YOUR TASK
Give every entry again, unchanged, and leave its images out.

LISTING

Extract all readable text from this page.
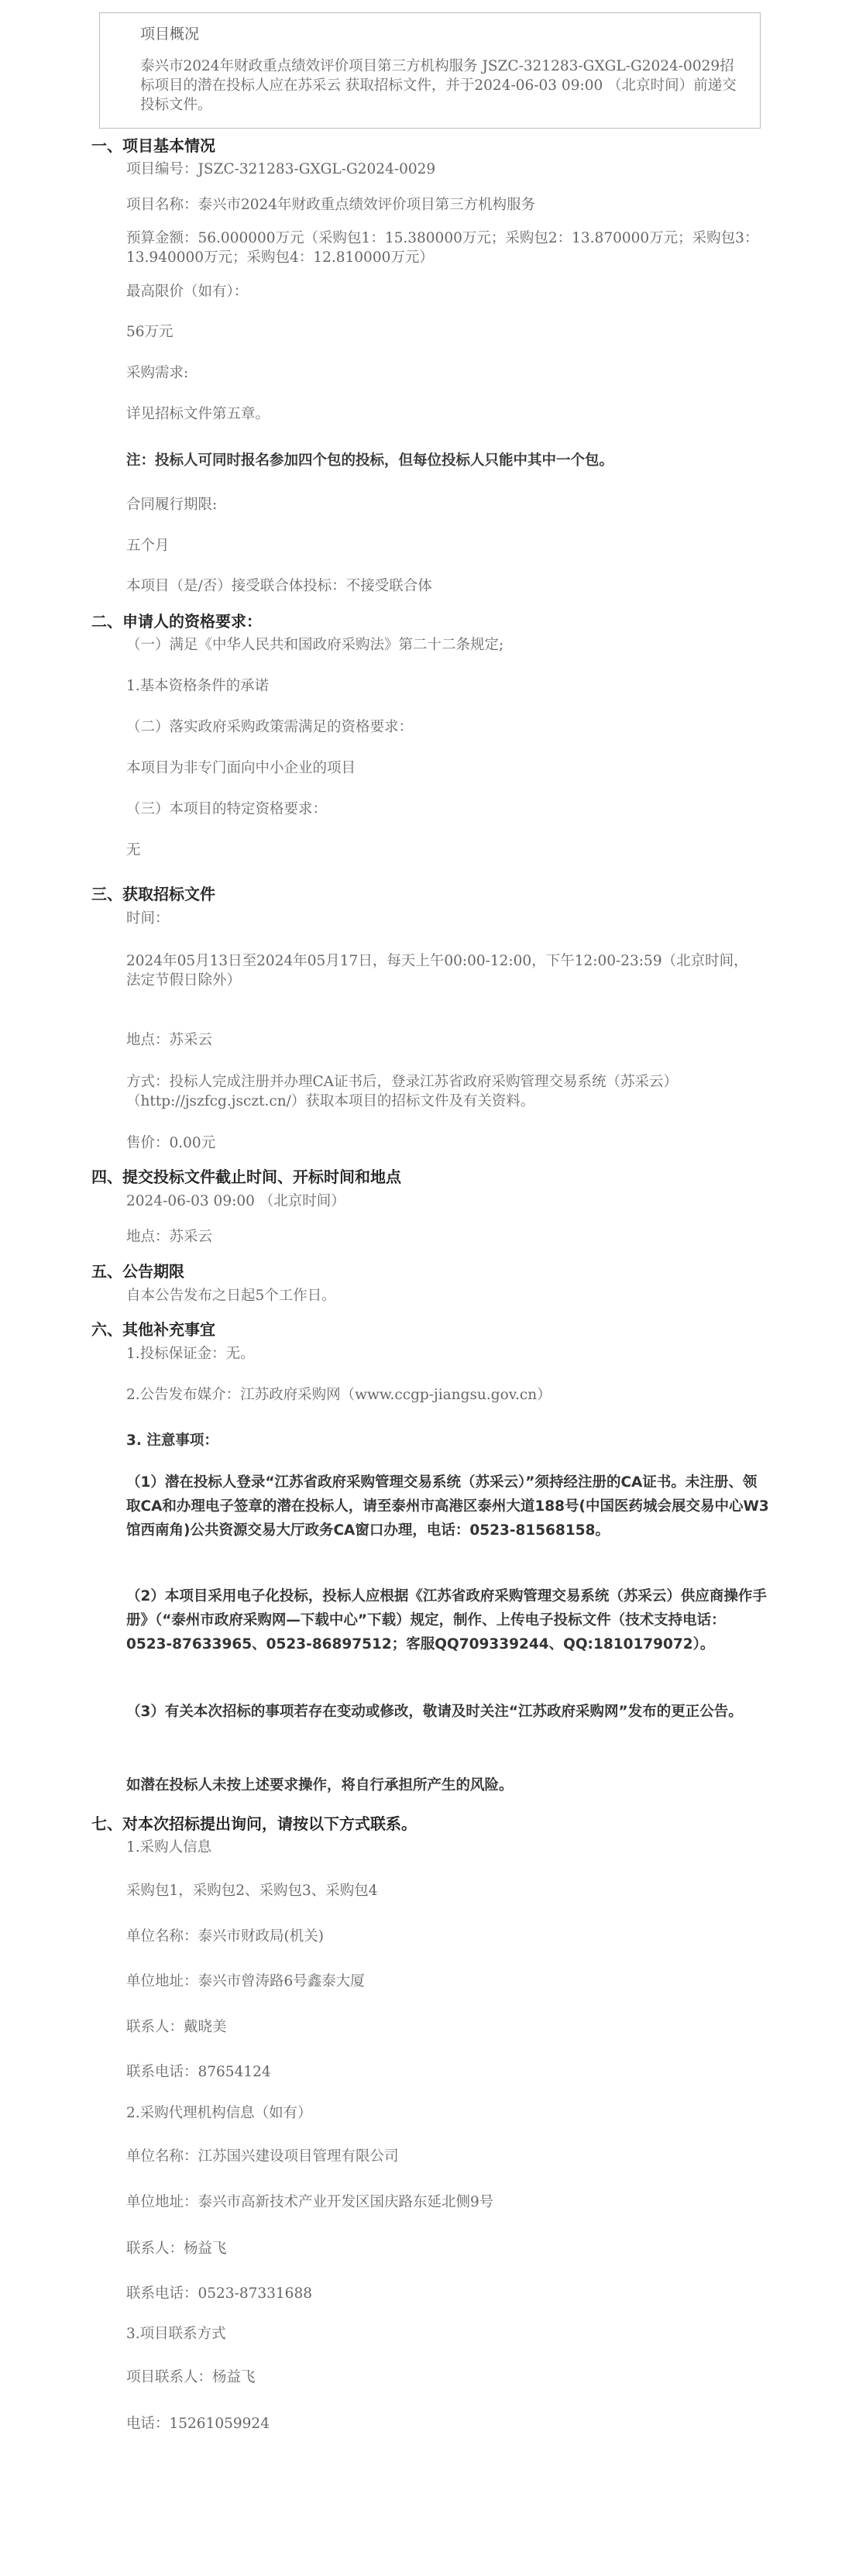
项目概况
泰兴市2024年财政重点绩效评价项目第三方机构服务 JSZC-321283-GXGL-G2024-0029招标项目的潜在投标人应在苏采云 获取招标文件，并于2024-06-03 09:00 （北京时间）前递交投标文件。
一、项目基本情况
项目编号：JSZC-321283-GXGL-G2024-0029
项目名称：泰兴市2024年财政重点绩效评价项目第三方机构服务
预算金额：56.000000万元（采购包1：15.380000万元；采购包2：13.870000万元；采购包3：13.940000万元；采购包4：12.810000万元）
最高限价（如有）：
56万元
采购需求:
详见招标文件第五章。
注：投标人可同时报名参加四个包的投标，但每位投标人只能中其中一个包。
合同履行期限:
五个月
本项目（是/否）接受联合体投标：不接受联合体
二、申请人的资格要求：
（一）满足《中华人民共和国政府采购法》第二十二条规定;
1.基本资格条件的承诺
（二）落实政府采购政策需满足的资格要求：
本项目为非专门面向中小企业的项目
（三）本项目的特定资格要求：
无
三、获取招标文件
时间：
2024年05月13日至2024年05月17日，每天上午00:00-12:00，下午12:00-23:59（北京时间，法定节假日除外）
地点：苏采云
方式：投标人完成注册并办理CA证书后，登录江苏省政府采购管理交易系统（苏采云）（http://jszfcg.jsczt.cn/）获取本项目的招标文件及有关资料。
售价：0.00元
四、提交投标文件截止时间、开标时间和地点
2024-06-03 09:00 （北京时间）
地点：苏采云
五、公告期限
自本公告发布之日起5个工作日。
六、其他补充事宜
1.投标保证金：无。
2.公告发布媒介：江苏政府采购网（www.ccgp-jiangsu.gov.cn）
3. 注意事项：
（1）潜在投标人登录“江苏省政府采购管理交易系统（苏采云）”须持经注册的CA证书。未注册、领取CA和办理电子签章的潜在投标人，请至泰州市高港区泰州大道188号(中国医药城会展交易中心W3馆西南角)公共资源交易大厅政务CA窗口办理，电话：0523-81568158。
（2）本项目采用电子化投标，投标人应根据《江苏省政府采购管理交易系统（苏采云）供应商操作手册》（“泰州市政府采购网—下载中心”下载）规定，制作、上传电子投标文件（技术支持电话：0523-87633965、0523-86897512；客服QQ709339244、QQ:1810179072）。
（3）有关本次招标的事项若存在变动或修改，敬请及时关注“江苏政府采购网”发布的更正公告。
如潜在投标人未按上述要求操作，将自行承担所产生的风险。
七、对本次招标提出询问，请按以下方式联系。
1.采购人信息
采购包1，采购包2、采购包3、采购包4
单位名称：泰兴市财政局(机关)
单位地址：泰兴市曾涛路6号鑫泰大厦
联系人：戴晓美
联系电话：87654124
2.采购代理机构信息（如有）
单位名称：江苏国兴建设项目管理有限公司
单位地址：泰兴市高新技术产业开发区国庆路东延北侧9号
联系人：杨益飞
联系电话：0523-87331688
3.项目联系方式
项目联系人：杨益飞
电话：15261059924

RESULT BELOW
Extract all readable text from this page.
项目概况
泰兴市2024年财政重点绩效评价项目第三方机构服务 JSZC-321283-GXGL-G2024-0029招标项目的潜在投标人应在苏采云 获取招标文件，并于2024-06-03 09:00 （北京时间）前递交投标文件。
一、项目基本情况
项目编号：JSZC-321283-GXGL-G2024-0029
项目名称：泰兴市2024年财政重点绩效评价项目第三方机构服务
预算金额：56.000000万元（采购包1：15.380000万元；采购包2：13.870000万元；采购包3：13.940000万元；采购包4：12.810000万元）
最高限价（如有）：
56万元
采购需求:
详见招标文件第五章。
注：投标人可同时报名参加四个包的投标，但每位投标人只能中其中一个包。
合同履行期限:
五个月
本项目（是/否）接受联合体投标：不接受联合体
二、申请人的资格要求：
（一）满足《中华人民共和国政府采购法》第二十二条规定;
1.基本资格条件的承诺
（二）落实政府采购政策需满足的资格要求：
本项目为非专门面向中小企业的项目
（三）本项目的特定资格要求：
无
三、获取招标文件
时间：
2024年05月13日至2024年05月17日，每天上午00:00-12:00，下午12:00-23:59（北京时间，法定节假日除外）
地点：苏采云
方式：投标人完成注册并办理CA证书后，登录江苏省政府采购管理交易系统（苏采云）（http://jszfcg.jsczt.cn/）获取本项目的招标文件及有关资料。
售价：0.00元
四、提交投标文件截止时间、开标时间和地点
2024-06-03 09:00 （北京时间）
地点：苏采云
五、公告期限
自本公告发布之日起5个工作日。
六、其他补充事宜
1.投标保证金：无。
2.公告发布媒介：江苏政府采购网（www.ccgp-jiangsu.gov.cn）
3. 注意事项：
（1）潜在投标人登录“江苏省政府采购管理交易系统（苏采云）”须持经注册的CA证书。未注册、领取CA和办理电子签章的潜在投标人，请至泰州市高港区泰州大道188号(中国医药城会展交易中心W3馆西南角)公共资源交易大厅政务CA窗口办理，电话：0523-81568158。
（2）本项目采用电子化投标，投标人应根据《江苏省政府采购管理交易系统（苏采云）供应商操作手册》（“泰州市政府采购网—下载中心”下载）规定，制作、上传电子投标文件（技术支持电话：0523-87633965、0523-86897512；客服QQ709339244、QQ:1810179072）。
（3）有关本次招标的事项若存在变动或修改，敬请及时关注“江苏政府采购网”发布的更正公告。
如潜在投标人未按上述要求操作，将自行承担所产生的风险。
七、对本次招标提出询问，请按以下方式联系。
1.采购人信息
采购包1，采购包2、采购包3、采购包4
单位名称：泰兴市财政局(机关)
单位地址：泰兴市曾涛路6号鑫泰大厦
联系人：戴晓美
联系电话：87654124
2.采购代理机构信息（如有）
单位名称：江苏国兴建设项目管理有限公司
单位地址：泰兴市高新技术产业开发区国庆路东延北侧9号
联系人：杨益飞
联系电话：0523-87331688
3.项目联系方式
项目联系人：杨益飞
电话：15261059924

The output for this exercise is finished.